**Passage shown**
________

Feeling the truth that ‘everything flows’
Barrie Cooke: June 13th, 1931 - March 4th, 2014
The painter Barrie Cooke was held in exceptionally high regard among his peers and by a large number of collectors and art lovers. He was known for the vivid immediacy of his work.
For him the encounter with the subject, be it fish, human being or landscape, imposed something like a sacred duty on the artist: not just to be true to what you see, but to be true to how you feel it in your nervous system. “I think there has to be one thing in painting – energy, vitality, that’s 99 per cent of it,” he said in a 1998 interview with Niall MacMonagle.
He was fiercely devoted to his art and, as he liked to remark himself, to fishing. Never a materialistic person, he shunned any logical career path to do as he wished which, as he commented, could be hard on those close to him. He lived close to nature in rural locations, including Kilnaboy, Co Clare, Thomastown, Co Kilkenny, and Kilmactranny, Co Sligo. An energetic, enlivening social presence, he built up a complex network of relationships, with family, lovers and friends. The latter included jazz musicians, poets and artists.

________

**Element and coordinate records**
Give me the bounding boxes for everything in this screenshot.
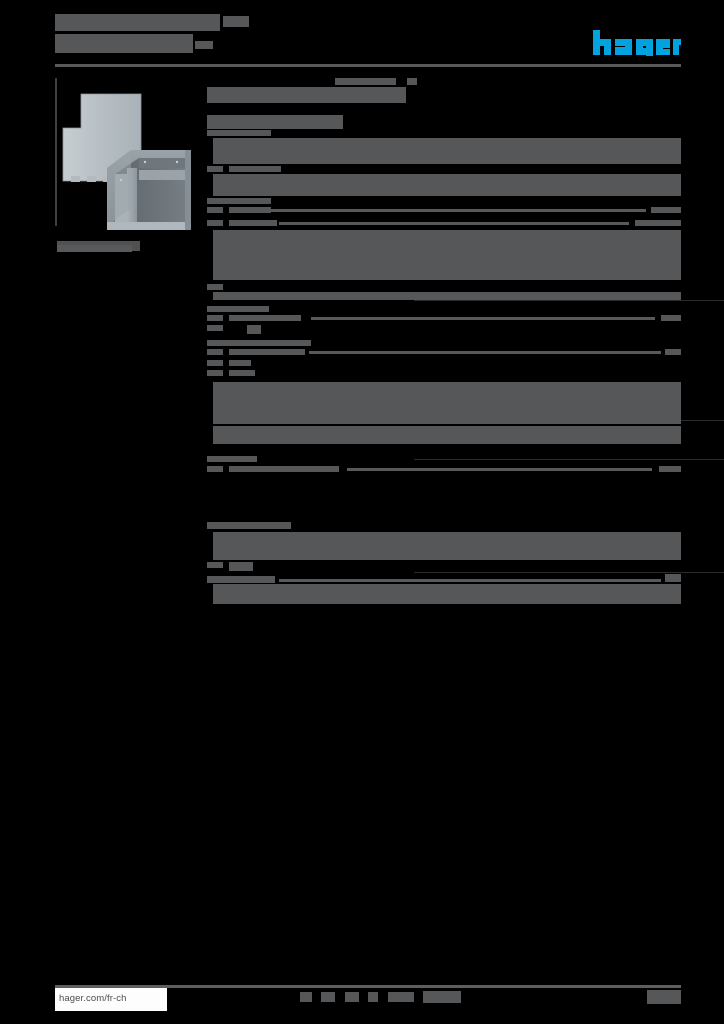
- row-value: [635, 220, 681, 226]
- spec-section-6: [207, 522, 681, 604]
- section-5-title: [207, 456, 257, 462]
- enclosure-illustration-icon: [62, 93, 191, 230]
- content-subheading: [207, 104, 681, 130]
- row-bullet: [207, 166, 223, 172]
- row-label: [229, 360, 251, 366]
- spec-section-1: [207, 130, 681, 196]
- section-divider: [414, 300, 724, 301]
- product-image-caption-line-2: [57, 245, 132, 252]
- page-title-line-2: [55, 34, 193, 53]
- row-label: [229, 315, 301, 321]
- leader-dots: [347, 468, 652, 471]
- leader-dots: [271, 209, 646, 212]
- page-title-suffix: [223, 16, 249, 27]
- row-bullet: [207, 349, 223, 355]
- heading-kicker-2: [407, 78, 417, 85]
- footer-center-text: [300, 988, 462, 1006]
- table-row: [213, 138, 681, 164]
- footer-text-part: [387, 991, 414, 1002]
- section-6-title: [207, 522, 291, 529]
- section-divider: [414, 459, 724, 460]
- footer-text-part: [368, 991, 379, 1002]
- section-1-title: [207, 130, 271, 136]
- heading-text: [207, 87, 406, 103]
- row-label: [229, 220, 277, 226]
- spec-section-5: [207, 448, 681, 490]
- row-label: [229, 562, 253, 571]
- row-bullet: [207, 284, 223, 290]
- section-2-title: [207, 198, 271, 204]
- row-label: [207, 576, 275, 583]
- row-bullet: [207, 370, 223, 376]
- spec-section-4: [207, 336, 681, 448]
- content-heading: [207, 78, 681, 104]
- row-value: [665, 349, 681, 355]
- page-footer: hager.com/fr-ch: [55, 988, 681, 1012]
- leader-dots: [309, 351, 661, 354]
- spec-section-3: [207, 300, 681, 336]
- section-divider: [414, 572, 724, 573]
- leader-dots: [279, 222, 629, 225]
- row-bullet: [207, 220, 223, 226]
- page-title-suffix-2: [195, 41, 213, 49]
- heading-kicker: [335, 78, 396, 85]
- row-value: [665, 574, 681, 582]
- row-label: [229, 466, 339, 472]
- row-value: [661, 315, 681, 321]
- section-3-title: [207, 306, 269, 312]
- row-label: [229, 370, 255, 376]
- spec-section-2: [207, 192, 681, 300]
- header-divider: [55, 64, 681, 67]
- leader-dots: [311, 317, 655, 320]
- footer-text-part: [321, 991, 336, 1002]
- table-row: [213, 584, 681, 604]
- hager-logo-icon: [593, 30, 681, 59]
- row-bullet: [207, 325, 223, 331]
- row-value: [651, 207, 681, 213]
- footer-text-part: [300, 991, 312, 1002]
- footer-divider: [55, 985, 681, 988]
- footer-page-number: [647, 988, 681, 1006]
- page-title-line-1: [55, 14, 220, 31]
- table-row: [213, 230, 681, 280]
- table-row: [213, 292, 681, 300]
- footer-text-part: [344, 991, 359, 1002]
- row-value: [659, 466, 681, 472]
- footer-url-box[interactable]: hager.com/fr-ch: [55, 988, 167, 1011]
- table-row: [213, 382, 681, 424]
- hager-logo[interactable]: [593, 30, 681, 59]
- main-content: [207, 78, 724, 604]
- row-bullet: [207, 207, 223, 213]
- leader-dots: [279, 579, 661, 582]
- row-label: [229, 349, 305, 355]
- page-title: [55, 14, 249, 53]
- row-label: [229, 207, 271, 213]
- page-header: [55, 14, 681, 66]
- table-row: [213, 426, 681, 444]
- row-bullet: [207, 360, 223, 366]
- table-row: [213, 174, 681, 196]
- row-sub-value: [247, 325, 261, 334]
- row-bullet: [207, 466, 223, 472]
- row-label: [229, 166, 281, 172]
- page-number-text: [647, 989, 681, 1004]
- footer-url-link[interactable]: hager.com/fr-ch: [59, 993, 127, 1004]
- section-4-title: [207, 340, 311, 346]
- left-column-divider: [55, 78, 57, 226]
- footer-text-part: [423, 990, 462, 1003]
- table-row: [213, 532, 681, 560]
- product-image: [59, 88, 194, 236]
- row-bullet: [207, 315, 223, 321]
- row-bullet: [207, 562, 223, 568]
- subheading-text: [207, 115, 343, 129]
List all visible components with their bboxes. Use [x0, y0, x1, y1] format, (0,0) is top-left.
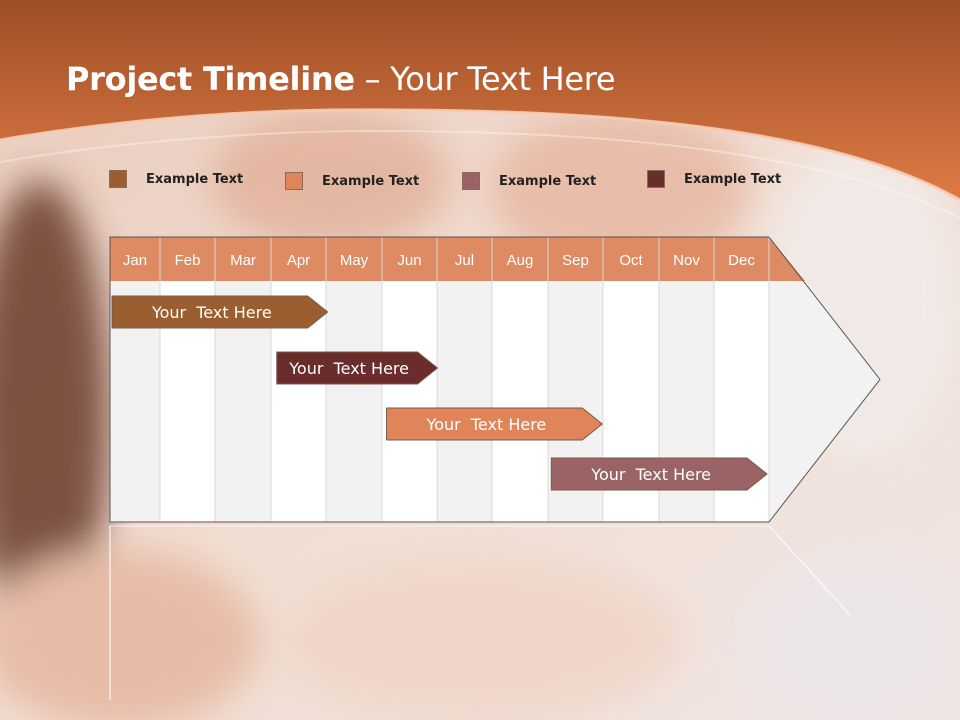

________

**Exercise prompt**
Print from the obituary of Barrie Cooke the passage starting with "He was fiercely" and going on through "poets and artists.", keeping every word as it stands. The material plays no part in what is asked here.

**Exercise solution**
He was fiercely devoted to his art and, as he liked to remark himself, to fishing. Never a materialistic person, he shunned any logical career path to do as he wished which, as he commented, could be hard on those close to him. He lived close to nature in rural locations, including Kilnaboy, Co Clare, Thomastown, Co Kilkenny, and Kilmactranny, Co Sligo. An energetic, enlivening social presence, he built up a complex network of relationships, with family, lovers and friends. The latter included jazz musicians, poets and artists.